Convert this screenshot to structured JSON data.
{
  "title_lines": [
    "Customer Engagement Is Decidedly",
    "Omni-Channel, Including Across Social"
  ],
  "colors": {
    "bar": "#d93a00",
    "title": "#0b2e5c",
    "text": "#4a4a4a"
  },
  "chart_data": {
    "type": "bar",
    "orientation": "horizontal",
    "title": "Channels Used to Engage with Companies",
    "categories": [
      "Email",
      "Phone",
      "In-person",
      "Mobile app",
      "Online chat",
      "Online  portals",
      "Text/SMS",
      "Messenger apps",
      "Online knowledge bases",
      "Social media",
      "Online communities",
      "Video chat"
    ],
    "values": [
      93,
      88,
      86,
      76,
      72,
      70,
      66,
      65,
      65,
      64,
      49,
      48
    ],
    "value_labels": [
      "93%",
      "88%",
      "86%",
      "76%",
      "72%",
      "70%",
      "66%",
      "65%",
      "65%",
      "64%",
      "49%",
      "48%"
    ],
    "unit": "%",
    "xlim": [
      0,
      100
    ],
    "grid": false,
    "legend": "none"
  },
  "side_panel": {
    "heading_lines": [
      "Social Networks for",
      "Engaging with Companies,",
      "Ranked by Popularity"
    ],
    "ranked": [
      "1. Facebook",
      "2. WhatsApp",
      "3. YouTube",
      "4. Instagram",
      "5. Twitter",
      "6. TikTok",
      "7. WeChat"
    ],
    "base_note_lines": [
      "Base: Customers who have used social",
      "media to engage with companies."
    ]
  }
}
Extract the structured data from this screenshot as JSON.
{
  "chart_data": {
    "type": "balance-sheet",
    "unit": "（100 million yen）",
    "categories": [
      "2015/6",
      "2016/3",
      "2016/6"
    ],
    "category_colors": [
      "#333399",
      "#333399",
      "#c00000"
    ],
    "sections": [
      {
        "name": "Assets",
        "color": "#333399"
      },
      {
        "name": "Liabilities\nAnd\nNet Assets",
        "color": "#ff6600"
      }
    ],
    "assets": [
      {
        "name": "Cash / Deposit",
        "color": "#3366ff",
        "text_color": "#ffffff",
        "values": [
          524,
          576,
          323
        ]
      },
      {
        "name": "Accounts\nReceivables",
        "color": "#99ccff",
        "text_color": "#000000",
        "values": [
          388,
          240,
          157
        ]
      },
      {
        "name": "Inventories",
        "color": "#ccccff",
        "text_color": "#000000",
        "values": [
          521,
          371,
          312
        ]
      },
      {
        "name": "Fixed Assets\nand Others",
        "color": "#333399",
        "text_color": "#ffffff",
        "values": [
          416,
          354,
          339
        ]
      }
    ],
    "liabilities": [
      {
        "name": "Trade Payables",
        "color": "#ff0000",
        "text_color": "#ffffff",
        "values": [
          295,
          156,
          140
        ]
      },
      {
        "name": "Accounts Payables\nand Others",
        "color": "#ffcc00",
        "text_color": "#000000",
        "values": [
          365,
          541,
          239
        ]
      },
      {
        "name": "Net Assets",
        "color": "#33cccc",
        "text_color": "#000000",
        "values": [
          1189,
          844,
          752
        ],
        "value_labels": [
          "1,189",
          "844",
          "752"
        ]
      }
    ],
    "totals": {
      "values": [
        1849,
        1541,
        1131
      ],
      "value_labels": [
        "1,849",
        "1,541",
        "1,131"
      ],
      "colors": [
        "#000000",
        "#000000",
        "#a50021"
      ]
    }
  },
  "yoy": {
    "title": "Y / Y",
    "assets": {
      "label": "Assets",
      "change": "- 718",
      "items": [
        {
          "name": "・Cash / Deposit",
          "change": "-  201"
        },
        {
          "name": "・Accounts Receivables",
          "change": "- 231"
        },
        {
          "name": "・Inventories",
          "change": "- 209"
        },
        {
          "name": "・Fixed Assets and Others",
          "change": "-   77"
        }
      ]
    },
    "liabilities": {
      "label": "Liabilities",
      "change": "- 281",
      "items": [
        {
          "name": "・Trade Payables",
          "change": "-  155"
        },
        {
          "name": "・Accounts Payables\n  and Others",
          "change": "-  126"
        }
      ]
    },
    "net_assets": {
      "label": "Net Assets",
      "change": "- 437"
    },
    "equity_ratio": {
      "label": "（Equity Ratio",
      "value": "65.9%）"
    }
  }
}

• [What this task involves]:
Extract each line holding the string "Fixed".

• [Final answer]:
        "name": "Fixed Assets\nand Others",
          "name": "・Fixed Assets and Others",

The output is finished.